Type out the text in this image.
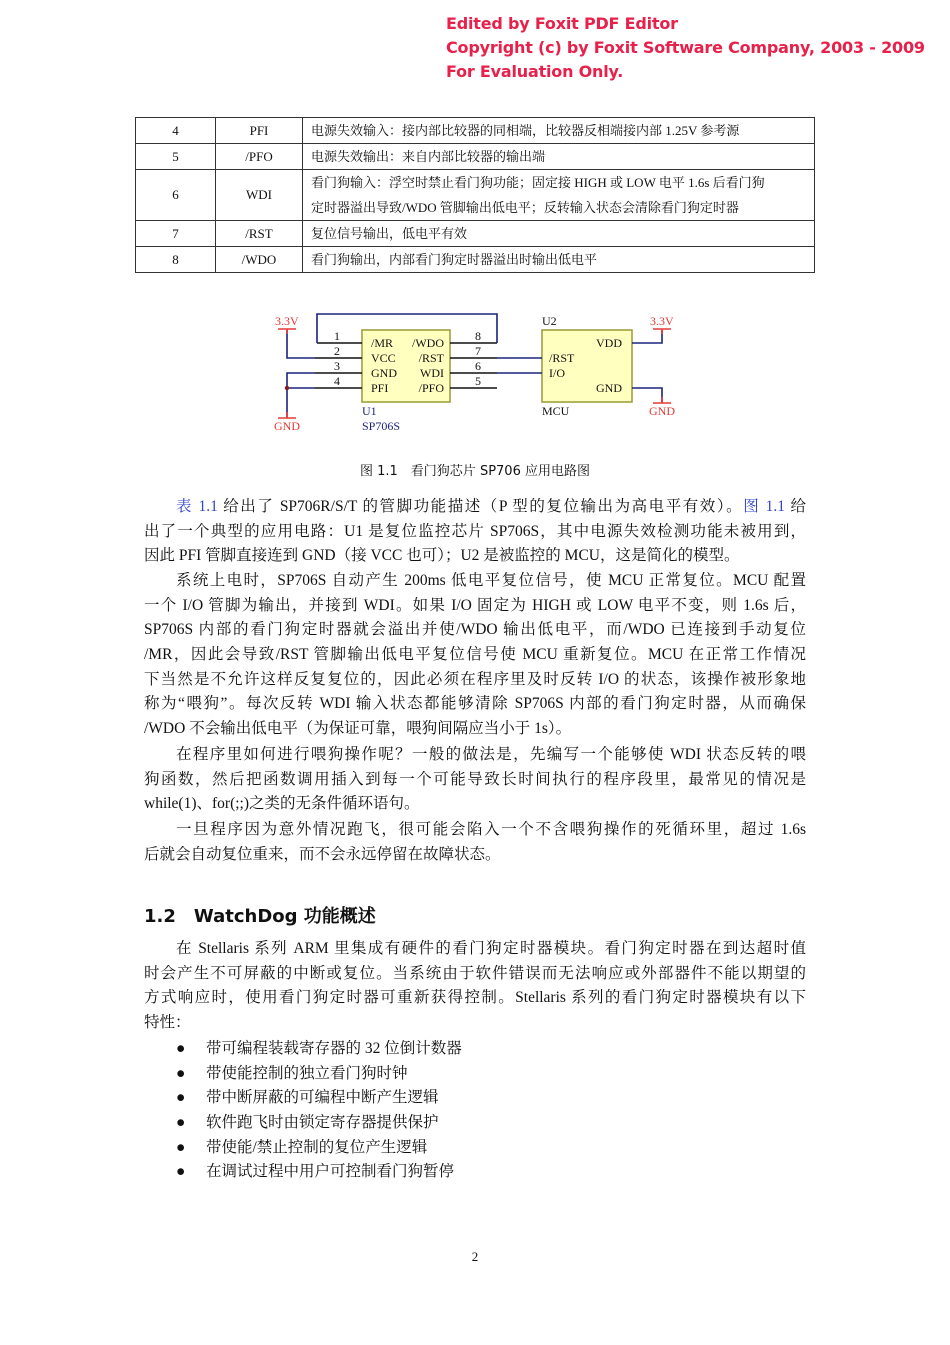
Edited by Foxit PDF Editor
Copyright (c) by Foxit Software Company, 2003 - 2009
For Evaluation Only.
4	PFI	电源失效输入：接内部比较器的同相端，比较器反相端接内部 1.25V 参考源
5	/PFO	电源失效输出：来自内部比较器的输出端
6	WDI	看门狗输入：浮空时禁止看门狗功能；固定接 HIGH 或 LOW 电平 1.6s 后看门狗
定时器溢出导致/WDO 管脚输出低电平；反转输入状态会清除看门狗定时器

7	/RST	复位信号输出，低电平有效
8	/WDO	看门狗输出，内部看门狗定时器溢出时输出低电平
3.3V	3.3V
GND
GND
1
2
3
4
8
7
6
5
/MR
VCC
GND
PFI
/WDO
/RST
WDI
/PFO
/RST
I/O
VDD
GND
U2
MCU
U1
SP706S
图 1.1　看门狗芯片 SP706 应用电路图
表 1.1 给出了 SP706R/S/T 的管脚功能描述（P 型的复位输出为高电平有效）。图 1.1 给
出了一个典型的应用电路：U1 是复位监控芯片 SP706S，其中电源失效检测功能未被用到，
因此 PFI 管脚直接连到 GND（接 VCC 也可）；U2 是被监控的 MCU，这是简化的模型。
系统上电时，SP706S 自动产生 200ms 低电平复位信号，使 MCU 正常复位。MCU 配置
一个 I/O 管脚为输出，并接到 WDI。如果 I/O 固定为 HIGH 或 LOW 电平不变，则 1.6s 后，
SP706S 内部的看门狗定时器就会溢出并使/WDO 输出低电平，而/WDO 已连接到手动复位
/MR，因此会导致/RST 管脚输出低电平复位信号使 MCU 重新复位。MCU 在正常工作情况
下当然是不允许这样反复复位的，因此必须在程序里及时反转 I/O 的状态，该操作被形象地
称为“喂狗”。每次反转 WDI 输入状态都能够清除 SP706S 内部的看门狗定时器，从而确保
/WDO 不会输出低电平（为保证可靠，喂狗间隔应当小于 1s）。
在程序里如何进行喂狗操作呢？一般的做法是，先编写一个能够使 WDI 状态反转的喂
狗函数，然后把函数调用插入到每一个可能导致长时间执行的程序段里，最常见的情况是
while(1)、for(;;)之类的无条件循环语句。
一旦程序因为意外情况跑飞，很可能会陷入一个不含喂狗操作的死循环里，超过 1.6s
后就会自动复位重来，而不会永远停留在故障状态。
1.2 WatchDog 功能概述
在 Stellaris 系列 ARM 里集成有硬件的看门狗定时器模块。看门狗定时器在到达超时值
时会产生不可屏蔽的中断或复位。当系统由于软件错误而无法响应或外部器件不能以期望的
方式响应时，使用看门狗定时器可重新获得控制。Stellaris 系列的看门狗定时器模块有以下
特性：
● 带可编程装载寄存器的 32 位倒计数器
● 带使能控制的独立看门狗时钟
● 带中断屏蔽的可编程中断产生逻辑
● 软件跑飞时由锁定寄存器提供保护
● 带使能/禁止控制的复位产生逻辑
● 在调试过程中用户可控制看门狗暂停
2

---

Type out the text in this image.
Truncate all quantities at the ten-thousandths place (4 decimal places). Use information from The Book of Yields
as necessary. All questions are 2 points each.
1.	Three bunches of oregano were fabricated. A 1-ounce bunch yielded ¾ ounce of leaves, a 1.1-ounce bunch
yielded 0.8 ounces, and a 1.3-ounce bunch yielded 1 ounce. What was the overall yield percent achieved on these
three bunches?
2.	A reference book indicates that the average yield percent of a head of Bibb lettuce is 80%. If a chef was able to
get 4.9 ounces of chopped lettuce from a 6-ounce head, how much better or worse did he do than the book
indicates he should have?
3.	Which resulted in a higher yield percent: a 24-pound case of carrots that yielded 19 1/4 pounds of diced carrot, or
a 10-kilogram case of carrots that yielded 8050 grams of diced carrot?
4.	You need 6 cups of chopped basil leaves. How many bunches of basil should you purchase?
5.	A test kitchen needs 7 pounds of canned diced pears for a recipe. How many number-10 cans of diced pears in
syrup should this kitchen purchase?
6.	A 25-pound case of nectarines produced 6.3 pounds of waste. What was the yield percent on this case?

EXERCISE REQUIREMENTS
Gather each line in these records that contains the string "diced".

RESULT FOR THIS EXERCISE
3.	Which resulted in a higher yield percent: a 24-pound case of carrots that yielded 19 1/4 pounds of diced carrot, or
a 10-kilogram case of carrots that yielded 8050 grams of diced carrot?
5.	A test kitchen needs 7 pounds of canned diced pears for a recipe. How many number-10 cans of diced pears in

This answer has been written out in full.